Task goal: Write out each line from the data below that includes the word "abilitato".

Begin Input data

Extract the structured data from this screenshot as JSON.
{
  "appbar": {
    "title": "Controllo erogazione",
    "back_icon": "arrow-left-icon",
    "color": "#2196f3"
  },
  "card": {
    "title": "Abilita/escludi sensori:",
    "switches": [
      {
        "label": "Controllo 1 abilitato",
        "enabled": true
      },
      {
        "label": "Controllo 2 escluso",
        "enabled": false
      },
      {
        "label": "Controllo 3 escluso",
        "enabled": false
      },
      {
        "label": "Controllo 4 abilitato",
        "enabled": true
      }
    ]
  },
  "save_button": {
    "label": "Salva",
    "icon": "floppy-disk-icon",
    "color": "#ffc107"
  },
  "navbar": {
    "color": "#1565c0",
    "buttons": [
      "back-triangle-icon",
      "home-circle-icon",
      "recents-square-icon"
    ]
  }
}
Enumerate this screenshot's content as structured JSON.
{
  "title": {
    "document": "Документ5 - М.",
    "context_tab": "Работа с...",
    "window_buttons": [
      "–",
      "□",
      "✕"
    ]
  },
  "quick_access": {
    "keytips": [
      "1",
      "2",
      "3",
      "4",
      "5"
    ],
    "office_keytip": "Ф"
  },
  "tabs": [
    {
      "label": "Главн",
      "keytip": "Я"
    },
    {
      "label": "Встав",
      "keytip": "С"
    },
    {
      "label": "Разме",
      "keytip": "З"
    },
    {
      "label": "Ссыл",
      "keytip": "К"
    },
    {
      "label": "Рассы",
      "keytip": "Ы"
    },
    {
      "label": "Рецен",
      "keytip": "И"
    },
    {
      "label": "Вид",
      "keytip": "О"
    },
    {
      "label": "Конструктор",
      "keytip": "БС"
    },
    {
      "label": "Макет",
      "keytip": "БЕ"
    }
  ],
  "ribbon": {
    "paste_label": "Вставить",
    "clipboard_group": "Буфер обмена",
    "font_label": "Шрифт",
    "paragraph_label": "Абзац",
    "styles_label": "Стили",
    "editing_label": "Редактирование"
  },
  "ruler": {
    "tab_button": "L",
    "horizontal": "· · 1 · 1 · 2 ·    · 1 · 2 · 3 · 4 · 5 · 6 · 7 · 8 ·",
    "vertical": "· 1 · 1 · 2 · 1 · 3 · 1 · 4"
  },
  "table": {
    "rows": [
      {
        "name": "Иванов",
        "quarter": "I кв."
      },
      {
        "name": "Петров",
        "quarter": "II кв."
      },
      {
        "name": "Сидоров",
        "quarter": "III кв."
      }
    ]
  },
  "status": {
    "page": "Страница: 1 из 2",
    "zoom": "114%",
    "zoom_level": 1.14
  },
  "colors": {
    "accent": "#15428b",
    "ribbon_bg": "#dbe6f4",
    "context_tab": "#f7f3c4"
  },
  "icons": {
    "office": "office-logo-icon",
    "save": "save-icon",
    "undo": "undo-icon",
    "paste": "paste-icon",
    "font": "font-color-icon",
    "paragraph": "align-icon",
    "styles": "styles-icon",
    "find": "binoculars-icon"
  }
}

End Input data

Exercise result:
        "label": "Controllo 1 abilitato",
        "label": "Controllo 4 abilitato",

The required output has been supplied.